--- Start ---
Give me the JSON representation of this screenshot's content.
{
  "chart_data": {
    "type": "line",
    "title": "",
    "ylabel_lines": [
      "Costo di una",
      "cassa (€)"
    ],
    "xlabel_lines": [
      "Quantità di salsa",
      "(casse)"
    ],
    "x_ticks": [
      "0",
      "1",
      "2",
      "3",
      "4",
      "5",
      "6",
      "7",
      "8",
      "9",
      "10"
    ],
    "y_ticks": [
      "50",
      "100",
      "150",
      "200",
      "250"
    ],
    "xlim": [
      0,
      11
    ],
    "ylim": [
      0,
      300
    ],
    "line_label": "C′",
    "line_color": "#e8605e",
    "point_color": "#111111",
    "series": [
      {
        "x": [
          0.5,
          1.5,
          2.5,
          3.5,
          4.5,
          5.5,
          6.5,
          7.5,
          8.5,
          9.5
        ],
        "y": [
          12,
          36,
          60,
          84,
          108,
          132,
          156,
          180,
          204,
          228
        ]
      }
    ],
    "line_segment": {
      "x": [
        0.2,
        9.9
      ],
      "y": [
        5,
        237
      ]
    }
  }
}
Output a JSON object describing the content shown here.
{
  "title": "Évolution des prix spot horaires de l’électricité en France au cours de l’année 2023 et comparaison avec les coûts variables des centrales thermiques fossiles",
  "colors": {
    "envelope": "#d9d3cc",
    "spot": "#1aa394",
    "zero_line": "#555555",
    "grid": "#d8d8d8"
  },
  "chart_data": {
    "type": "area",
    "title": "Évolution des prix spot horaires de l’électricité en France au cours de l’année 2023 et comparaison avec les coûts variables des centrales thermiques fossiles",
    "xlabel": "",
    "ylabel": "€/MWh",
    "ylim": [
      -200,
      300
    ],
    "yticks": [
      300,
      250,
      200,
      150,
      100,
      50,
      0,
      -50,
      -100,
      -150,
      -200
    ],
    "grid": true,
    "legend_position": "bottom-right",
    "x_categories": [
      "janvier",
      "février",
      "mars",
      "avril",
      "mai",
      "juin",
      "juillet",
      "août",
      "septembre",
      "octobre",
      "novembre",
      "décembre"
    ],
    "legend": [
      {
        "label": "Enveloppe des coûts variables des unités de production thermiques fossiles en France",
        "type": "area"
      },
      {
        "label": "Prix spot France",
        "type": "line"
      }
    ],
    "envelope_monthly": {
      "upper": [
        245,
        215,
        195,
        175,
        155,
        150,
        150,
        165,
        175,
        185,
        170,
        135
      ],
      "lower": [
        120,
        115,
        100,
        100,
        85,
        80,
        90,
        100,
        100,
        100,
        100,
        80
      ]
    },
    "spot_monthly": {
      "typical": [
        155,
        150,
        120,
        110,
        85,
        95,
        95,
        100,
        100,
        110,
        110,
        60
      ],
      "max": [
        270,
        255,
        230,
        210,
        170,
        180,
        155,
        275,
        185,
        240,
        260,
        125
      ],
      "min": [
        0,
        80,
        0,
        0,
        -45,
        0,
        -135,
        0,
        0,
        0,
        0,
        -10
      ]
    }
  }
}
--- End ---
Given problem:
Give back each line above precisely as it stands.

Written answer:
Give me the JSON representation of this screenshot's content.
{
  "chart_data": {
    "type": "line",
    "title": "",
    "ylabel_lines": [
      "Costo di una",
      "cassa (€)"
    ],
    "xlabel_lines": [
      "Quantità di salsa",
      "(casse)"
    ],
    "x_ticks": [
      "0",
      "1",
      "2",
      "3",
      "4",
      "5",
      "6",
      "7",
      "8",
      "9",
      "10"
    ],
    "y_ticks": [
      "50",
      "100",
      "150",
      "200",
      "250"
    ],
    "xlim": [
      0,
      11
    ],
    "ylim": [
      0,
      300
    ],
    "line_label": "C′",
    "line_color": "#e8605e",
    "point_color": "#111111",
    "series": [
      {
        "x": [
          0.5,
          1.5,
          2.5,
          3.5,
          4.5,
          5.5,
          6.5,
          7.5,
          8.5,
          9.5
        ],
        "y": [
          12,
          36,
          60,
          84,
          108,
          132,
          156,
          180,
          204,
          228
        ]
      }
    ],
    "line_segment": {
      "x": [
        0.2,
        9.9
      ],
      "y": [
        5,
        237
      ]
    }
  }
}
Output a JSON object describing the content shown here.
{
  "title": "Évolution des prix spot horaires de l’électricité en France au cours de l’année 2023 et comparaison avec les coûts variables des centrales thermiques fossiles",
  "colors": {
    "envelope": "#d9d3cc",
    "spot": "#1aa394",
    "zero_line": "#555555",
    "grid": "#d8d8d8"
  },
  "chart_data": {
    "type": "area",
    "title": "Évolution des prix spot horaires de l’électricité en France au cours de l’année 2023 et comparaison avec les coûts variables des centrales thermiques fossiles",
    "xlabel": "",
    "ylabel": "€/MWh",
    "ylim": [
      -200,
      300
    ],
    "yticks": [
      300,
      250,
      200,
      150,
      100,
      50,
      0,
      -50,
      -100,
      -150,
      -200
    ],
    "grid": true,
    "legend_position": "bottom-right",
    "x_categories": [
      "janvier",
      "février",
      "mars",
      "avril",
      "mai",
      "juin",
      "juillet",
      "août",
      "septembre",
      "octobre",
      "novembre",
      "décembre"
    ],
    "legend": [
      {
        "label": "Enveloppe des coûts variables des unités de production thermiques fossiles en France",
        "type": "area"
      },
      {
        "label": "Prix spot France",
        "type": "line"
      }
    ],
    "envelope_monthly": {
      "upper": [
        245,
        215,
        195,
        175,
        155,
        150,
        150,
        165,
        175,
        185,
        170,
        135
      ],
      "lower": [
        120,
        115,
        100,
        100,
        85,
        80,
        90,
        100,
        100,
        100,
        100,
        80
      ]
    },
    "spot_monthly": {
      "typical": [
        155,
        150,
        120,
        110,
        85,
        95,
        95,
        100,
        100,
        110,
        110,
        60
      ],
      "max": [
        270,
        255,
        230,
        210,
        170,
        180,
        155,
        275,
        185,
        240,
        260,
        125
      ],
      "min": [
        0,
        80,
        0,
        0,
        -45,
        0,
        -135,
        0,
        0,
        0,
        0,
        -10
      ]
    }
  }
}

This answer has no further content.